## TASK OBJECTIVE
Rewrite all of the rows below as a numbered list, leaving out any blank lines.

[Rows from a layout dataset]
::::
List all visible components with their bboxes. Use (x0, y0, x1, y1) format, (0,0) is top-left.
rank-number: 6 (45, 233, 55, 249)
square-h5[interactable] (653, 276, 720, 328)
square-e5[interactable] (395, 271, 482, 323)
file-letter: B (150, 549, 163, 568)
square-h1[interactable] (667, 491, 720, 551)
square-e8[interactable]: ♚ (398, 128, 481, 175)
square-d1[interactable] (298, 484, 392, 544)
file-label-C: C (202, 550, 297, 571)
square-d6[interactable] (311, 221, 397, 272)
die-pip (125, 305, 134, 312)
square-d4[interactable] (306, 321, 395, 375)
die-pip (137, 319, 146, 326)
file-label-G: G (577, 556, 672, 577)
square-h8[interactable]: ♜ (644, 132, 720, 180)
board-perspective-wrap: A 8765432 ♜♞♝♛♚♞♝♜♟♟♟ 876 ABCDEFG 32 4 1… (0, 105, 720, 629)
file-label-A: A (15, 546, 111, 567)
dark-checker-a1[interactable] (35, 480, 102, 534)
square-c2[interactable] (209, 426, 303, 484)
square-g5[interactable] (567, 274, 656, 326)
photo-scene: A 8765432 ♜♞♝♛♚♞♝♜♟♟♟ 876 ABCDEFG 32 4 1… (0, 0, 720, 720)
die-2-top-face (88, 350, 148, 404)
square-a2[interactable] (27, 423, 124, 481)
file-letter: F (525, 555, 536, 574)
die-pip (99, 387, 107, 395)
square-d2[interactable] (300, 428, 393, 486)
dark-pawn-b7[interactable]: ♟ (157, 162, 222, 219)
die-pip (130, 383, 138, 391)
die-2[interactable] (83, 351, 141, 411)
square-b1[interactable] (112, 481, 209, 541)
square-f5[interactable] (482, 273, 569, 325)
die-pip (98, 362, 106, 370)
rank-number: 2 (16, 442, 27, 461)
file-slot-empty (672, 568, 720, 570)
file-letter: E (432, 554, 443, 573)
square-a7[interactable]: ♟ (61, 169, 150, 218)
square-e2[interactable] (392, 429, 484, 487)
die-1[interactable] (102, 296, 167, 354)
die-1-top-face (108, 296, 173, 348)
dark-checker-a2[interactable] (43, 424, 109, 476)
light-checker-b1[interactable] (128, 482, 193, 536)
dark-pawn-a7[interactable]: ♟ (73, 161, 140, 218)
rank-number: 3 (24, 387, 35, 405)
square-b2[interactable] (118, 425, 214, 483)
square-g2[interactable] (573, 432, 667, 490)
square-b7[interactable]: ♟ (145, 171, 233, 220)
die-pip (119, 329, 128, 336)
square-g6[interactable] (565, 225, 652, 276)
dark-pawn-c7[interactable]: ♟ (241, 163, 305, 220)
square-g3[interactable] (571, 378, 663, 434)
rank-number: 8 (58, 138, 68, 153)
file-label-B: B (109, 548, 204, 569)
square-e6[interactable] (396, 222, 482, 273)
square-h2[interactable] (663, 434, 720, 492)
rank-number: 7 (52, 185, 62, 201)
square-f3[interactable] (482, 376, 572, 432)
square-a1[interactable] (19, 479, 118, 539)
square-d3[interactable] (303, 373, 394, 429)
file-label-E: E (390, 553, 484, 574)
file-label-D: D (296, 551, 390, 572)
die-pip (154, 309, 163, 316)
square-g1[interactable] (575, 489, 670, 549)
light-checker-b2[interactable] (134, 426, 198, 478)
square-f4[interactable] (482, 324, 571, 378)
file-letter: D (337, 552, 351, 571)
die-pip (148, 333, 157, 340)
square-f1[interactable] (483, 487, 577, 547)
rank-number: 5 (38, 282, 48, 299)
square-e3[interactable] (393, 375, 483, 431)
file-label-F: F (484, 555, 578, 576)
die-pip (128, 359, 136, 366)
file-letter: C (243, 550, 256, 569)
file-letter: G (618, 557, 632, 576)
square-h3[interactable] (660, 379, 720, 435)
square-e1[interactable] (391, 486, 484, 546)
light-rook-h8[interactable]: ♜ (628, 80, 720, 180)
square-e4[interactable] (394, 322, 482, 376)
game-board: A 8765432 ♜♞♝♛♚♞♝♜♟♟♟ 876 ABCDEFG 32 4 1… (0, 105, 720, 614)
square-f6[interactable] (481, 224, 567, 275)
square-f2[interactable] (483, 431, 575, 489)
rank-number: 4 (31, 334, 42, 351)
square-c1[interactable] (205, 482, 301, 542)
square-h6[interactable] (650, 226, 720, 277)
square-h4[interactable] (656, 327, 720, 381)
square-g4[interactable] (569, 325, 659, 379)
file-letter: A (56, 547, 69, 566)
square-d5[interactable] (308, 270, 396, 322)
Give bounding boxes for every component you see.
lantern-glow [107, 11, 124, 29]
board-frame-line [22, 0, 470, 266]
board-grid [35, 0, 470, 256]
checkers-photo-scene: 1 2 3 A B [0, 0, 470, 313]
::::
## CORRECT ANSWER
1. List all visible components with their bboxes. Use (x0, y0, x1, y1) format, (0,0) is top-left.
2. rank-number: 6 (45, 233, 55, 249)
3. square-h5[interactable] (653, 276, 720, 328)
4. square-e5[interactable] (395, 271, 482, 323)
5. file-letter: B (150, 549, 163, 568)
6. square-h1[interactable] (667, 491, 720, 551)
7. square-e8[interactable]: ♚ (398, 128, 481, 175)
8. square-d1[interactable] (298, 484, 392, 544)
9. file-label-C: C (202, 550, 297, 571)
10. square-d6[interactable] (311, 221, 397, 272)
11. die-pip (125, 305, 134, 312)
12. square-d4[interactable] (306, 321, 395, 375)
13. die-pip (137, 319, 146, 326)
14. file-label-G: G (577, 556, 672, 577)
15. square-h8[interactable]: ♜ (644, 132, 720, 180)
16. board-perspective-wrap: A 8765432 ♜♞♝♛♚♞♝♜♟♟♟ 876 ABCDEFG 32 4 1… (0, 105, 720, 629)
17. file-label-A: A (15, 546, 111, 567)
18. dark-checker-a1[interactable] (35, 480, 102, 534)
19. square-c2[interactable] (209, 426, 303, 484)
20. square-g5[interactable] (567, 274, 656, 326)
21. photo-scene: A 8765432 ♜♞♝♛♚♞♝♜♟♟♟ 876 ABCDEFG 32 4 1… (0, 0, 720, 720)
22. die-2-top-face (88, 350, 148, 404)
23. square-a2[interactable] (27, 423, 124, 481)
24. file-letter: F (525, 555, 536, 574)
25. die-pip (99, 387, 107, 395)
26. square-d2[interactable] (300, 428, 393, 486)
27. dark-pawn-b7[interactable]: ♟ (157, 162, 222, 219)
28. die-pip (130, 383, 138, 391)
29. die-2[interactable] (83, 351, 141, 411)
30. square-b1[interactable] (112, 481, 209, 541)
31. square-f5[interactable] (482, 273, 569, 325)
32. die-pip (98, 362, 106, 370)
33. rank-number: 2 (16, 442, 27, 461)
34. file-slot-empty (672, 568, 720, 570)
35. file-letter: E (432, 554, 443, 573)
36. square-a7[interactable]: ♟ (61, 169, 150, 218)
37. square-e2[interactable] (392, 429, 484, 487)
38. die-1[interactable] (102, 296, 167, 354)
39. die-1-top-face (108, 296, 173, 348)
40. dark-checker-a2[interactable] (43, 424, 109, 476)
41. light-checker-b1[interactable] (128, 482, 193, 536)
42. dark-pawn-a7[interactable]: ♟ (73, 161, 140, 218)
43. rank-number: 3 (24, 387, 35, 405)
44. square-b2[interactable] (118, 425, 214, 483)
45. square-g2[interactable] (573, 432, 667, 490)
46. square-b7[interactable]: ♟ (145, 171, 233, 220)
47. die-pip (119, 329, 128, 336)
48. square-g6[interactable] (565, 225, 652, 276)
49. dark-pawn-c7[interactable]: ♟ (241, 163, 305, 220)
50. square-g3[interactable] (571, 378, 663, 434)
51. rank-number: 8 (58, 138, 68, 153)
52. file-label-B: B (109, 548, 204, 569)
53. square-e6[interactable] (396, 222, 482, 273)
54. square-h2[interactable] (663, 434, 720, 492)
55. rank-number: 7 (52, 185, 62, 201)
56. square-f3[interactable] (482, 376, 572, 432)
57. square-a1[interactable] (19, 479, 118, 539)
58. square-d3[interactable] (303, 373, 394, 429)
59. file-label-E: E (390, 553, 484, 574)
60. file-label-D: D (296, 551, 390, 572)
61. die-pip (154, 309, 163, 316)
62. square-g1[interactable] (575, 489, 670, 549)
63. light-checker-b2[interactable] (134, 426, 198, 478)
64. square-f4[interactable] (482, 324, 571, 378)
65. file-letter: D (337, 552, 351, 571)
66. die-pip (148, 333, 157, 340)
67. square-f1[interactable] (483, 487, 577, 547)
68. rank-number: 5 (38, 282, 48, 299)
69. square-e3[interactable] (393, 375, 483, 431)
70. file-label-F: F (484, 555, 578, 576)
71. die-pip (128, 359, 136, 366)
72. file-letter: C (243, 550, 256, 569)
73. file-letter: G (618, 557, 632, 576)
74. square-h3[interactable] (660, 379, 720, 435)
75. square-e1[interactable] (391, 486, 484, 546)
76. light-rook-h8[interactable]: ♜ (628, 80, 720, 180)
77. square-e4[interactable] (394, 322, 482, 376)
78. game-board: A 8765432 ♜♞♝♛♚♞♝♜♟♟♟ 876 ABCDEFG 32 4 1… (0, 105, 720, 614)
79. square-f6[interactable] (481, 224, 567, 275)
80. square-f2[interactable] (483, 431, 575, 489)
81. rank-number: 4 (31, 334, 42, 351)
82. square-c1[interactable] (205, 482, 301, 542)
83. square-h6[interactable] (650, 226, 720, 277)
84. square-h4[interactable] (656, 327, 720, 381)
85. square-g4[interactable] (569, 325, 659, 379)
86. file-letter: A (56, 547, 69, 566)
87. square-d5[interactable] (308, 270, 396, 322)
88. Give bounding boxes for every component you see.
89. lantern-glow [107, 11, 124, 29]
90. board-frame-line [22, 0, 470, 266]
91. board-grid [35, 0, 470, 256]
92. checkers-photo-scene: 1 2 3 A B [0, 0, 470, 313]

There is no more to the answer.